**Exercise objective:** Determine how many lines include the string "accent". Output that number only.

**Collected data:**
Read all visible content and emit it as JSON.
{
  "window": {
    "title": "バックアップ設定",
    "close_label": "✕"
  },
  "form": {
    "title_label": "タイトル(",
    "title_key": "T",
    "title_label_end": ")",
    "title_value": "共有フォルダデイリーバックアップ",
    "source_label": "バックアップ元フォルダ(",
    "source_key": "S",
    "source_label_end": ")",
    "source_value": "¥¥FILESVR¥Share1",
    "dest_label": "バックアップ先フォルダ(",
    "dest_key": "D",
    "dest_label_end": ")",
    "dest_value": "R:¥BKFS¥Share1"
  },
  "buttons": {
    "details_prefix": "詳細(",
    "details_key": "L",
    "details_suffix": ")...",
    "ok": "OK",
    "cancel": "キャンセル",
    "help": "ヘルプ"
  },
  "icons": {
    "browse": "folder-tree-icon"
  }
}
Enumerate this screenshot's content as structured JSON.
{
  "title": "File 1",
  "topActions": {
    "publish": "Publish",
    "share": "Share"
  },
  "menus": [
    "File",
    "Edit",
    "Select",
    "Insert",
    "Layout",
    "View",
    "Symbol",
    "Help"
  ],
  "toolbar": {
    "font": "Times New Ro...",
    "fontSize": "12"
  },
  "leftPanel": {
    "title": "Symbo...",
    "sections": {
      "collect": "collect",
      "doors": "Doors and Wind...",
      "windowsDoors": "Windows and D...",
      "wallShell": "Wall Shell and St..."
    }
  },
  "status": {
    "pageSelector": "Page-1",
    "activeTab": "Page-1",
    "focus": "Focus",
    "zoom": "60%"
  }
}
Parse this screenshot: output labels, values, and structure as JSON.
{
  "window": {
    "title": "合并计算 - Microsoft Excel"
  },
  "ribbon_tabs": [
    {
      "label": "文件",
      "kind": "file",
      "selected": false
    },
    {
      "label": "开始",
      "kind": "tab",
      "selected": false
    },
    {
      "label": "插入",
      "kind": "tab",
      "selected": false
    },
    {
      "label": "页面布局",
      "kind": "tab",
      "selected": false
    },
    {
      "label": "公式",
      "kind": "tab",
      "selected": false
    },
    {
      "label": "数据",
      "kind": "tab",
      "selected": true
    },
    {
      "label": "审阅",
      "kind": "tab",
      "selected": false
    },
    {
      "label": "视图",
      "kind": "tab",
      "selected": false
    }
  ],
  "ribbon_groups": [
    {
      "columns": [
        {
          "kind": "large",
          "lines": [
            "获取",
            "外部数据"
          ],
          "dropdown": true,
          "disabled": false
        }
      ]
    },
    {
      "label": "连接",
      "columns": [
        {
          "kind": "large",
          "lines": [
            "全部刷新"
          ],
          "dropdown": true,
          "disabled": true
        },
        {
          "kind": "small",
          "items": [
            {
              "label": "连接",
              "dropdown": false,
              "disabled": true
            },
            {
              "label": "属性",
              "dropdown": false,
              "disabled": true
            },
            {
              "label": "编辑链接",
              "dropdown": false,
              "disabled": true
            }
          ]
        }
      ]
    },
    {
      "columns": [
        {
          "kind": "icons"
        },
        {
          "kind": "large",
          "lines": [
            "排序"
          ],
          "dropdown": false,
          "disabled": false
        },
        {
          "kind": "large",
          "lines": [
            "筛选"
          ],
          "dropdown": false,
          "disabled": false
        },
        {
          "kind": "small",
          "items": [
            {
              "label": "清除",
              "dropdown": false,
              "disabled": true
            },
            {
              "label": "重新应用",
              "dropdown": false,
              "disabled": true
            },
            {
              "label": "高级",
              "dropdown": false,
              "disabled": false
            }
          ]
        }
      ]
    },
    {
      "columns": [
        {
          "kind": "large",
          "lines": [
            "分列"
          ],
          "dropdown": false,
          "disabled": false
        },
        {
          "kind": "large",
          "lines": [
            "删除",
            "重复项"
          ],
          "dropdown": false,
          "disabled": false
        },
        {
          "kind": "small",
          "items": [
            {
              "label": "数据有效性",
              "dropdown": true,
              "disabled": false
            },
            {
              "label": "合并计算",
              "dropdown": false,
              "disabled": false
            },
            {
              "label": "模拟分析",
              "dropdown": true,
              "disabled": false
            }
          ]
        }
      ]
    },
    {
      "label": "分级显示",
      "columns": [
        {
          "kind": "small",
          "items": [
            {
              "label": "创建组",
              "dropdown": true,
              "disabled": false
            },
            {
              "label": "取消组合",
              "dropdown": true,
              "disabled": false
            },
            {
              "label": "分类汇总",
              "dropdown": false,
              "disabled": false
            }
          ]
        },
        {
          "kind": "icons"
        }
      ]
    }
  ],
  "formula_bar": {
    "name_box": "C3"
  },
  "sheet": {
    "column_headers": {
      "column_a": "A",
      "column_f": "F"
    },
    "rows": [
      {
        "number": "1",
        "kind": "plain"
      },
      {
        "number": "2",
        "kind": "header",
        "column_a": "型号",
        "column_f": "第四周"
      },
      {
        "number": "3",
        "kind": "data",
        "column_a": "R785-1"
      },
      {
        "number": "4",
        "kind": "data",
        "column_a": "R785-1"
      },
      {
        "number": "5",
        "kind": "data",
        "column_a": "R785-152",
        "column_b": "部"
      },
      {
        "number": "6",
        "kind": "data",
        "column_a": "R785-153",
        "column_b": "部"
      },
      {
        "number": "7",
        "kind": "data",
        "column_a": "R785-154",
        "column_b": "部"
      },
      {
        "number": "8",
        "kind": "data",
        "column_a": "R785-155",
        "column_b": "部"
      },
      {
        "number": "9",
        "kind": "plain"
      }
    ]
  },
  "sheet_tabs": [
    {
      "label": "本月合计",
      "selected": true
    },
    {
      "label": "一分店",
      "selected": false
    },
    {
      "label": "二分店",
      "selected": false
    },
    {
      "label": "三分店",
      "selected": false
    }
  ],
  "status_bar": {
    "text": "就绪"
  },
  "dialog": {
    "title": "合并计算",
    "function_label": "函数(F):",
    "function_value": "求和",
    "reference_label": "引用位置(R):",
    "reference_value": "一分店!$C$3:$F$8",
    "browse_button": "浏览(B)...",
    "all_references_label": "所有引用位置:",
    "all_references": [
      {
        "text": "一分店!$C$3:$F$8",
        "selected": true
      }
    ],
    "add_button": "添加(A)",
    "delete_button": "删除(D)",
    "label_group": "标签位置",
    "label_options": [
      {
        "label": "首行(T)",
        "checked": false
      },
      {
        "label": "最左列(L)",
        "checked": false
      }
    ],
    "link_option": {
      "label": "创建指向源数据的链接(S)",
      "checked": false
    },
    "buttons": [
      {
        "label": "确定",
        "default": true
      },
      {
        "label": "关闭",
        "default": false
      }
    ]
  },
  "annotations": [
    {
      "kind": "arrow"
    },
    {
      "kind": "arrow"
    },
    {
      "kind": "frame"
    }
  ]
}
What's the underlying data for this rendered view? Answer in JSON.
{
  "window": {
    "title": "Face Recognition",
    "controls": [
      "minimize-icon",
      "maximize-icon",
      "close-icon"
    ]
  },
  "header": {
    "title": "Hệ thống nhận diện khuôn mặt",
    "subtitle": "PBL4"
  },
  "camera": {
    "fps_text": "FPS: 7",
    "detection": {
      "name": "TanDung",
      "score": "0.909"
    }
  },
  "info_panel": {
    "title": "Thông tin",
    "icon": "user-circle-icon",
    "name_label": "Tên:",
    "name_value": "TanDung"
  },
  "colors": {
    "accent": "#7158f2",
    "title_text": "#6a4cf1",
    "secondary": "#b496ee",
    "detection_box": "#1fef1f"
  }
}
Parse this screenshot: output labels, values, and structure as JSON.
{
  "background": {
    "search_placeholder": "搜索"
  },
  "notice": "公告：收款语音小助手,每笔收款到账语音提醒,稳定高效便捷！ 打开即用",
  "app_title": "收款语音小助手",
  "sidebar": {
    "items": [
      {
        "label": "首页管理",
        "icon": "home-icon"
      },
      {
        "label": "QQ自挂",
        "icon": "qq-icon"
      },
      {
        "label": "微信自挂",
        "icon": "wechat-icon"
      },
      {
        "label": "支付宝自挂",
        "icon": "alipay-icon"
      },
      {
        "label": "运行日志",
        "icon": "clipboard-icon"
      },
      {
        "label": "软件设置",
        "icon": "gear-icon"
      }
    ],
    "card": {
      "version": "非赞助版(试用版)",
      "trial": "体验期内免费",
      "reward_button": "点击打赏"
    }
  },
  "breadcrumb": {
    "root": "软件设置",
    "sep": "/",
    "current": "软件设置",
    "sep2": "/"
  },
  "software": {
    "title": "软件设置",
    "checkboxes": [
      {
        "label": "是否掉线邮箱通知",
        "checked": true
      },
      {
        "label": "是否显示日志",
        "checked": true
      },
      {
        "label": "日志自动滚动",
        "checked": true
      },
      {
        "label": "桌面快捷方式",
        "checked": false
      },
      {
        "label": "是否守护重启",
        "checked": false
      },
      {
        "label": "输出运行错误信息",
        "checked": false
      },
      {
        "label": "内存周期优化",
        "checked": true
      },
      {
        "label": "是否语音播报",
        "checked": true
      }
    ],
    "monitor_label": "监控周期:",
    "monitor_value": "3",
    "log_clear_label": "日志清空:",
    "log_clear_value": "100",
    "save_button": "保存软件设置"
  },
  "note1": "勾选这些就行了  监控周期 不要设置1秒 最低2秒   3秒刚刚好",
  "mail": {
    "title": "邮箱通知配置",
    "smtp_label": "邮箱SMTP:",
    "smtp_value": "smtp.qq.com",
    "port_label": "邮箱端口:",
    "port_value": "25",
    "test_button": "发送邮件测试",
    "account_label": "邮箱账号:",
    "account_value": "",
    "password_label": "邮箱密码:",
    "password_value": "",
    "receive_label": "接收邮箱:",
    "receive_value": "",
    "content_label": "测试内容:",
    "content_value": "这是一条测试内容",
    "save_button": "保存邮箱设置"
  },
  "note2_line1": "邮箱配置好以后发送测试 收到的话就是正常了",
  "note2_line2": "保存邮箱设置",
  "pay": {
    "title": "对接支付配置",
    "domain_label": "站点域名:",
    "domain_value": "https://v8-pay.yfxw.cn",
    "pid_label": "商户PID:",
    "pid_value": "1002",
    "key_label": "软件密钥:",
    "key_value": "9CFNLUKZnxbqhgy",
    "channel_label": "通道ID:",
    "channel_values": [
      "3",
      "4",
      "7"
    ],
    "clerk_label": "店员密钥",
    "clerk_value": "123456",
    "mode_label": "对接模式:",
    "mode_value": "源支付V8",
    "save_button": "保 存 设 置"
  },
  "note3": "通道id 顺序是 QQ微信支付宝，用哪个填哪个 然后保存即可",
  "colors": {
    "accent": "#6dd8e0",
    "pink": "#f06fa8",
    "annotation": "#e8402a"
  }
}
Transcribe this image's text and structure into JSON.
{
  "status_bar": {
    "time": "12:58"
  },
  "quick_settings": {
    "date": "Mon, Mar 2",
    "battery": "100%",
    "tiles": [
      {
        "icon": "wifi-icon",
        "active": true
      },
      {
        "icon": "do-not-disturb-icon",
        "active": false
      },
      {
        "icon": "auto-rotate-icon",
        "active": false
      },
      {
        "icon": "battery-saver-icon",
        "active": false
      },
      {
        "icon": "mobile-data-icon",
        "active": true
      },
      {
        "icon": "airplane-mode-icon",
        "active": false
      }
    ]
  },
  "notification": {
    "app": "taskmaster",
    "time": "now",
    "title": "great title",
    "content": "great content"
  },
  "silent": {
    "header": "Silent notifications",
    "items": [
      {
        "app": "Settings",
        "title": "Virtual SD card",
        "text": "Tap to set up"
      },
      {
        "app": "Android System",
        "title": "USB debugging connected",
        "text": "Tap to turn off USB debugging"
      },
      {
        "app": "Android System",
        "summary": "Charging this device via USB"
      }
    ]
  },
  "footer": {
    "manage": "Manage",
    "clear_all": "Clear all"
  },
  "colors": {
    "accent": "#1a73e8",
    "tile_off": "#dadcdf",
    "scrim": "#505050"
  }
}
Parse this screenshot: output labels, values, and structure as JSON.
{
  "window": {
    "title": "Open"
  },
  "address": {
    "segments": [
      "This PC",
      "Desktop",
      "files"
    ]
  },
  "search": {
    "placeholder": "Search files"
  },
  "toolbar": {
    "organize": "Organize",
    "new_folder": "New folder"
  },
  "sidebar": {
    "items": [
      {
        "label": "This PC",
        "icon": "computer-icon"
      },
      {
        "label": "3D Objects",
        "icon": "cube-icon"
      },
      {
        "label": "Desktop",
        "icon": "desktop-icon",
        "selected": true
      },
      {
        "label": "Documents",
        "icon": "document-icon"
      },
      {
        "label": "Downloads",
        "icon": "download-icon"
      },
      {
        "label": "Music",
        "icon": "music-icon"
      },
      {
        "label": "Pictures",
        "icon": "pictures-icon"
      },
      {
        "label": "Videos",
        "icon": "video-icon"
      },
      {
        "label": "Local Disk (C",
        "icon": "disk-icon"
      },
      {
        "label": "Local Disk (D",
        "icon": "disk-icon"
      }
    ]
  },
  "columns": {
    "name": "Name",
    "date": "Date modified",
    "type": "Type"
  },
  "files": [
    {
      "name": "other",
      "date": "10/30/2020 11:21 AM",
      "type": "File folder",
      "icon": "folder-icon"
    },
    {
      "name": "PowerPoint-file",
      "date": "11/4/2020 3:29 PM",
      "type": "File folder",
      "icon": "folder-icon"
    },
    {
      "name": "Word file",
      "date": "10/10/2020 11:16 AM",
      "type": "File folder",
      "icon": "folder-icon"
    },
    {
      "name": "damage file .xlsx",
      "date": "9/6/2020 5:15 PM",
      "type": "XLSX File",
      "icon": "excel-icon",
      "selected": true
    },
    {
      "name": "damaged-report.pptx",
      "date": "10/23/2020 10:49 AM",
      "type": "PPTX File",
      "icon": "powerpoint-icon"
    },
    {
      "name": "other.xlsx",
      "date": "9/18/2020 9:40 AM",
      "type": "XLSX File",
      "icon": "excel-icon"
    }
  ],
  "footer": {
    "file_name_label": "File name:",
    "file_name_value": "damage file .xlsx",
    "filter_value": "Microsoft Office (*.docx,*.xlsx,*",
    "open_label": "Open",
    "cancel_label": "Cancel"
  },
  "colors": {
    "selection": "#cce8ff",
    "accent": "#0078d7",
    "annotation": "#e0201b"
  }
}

**Task solution:** 4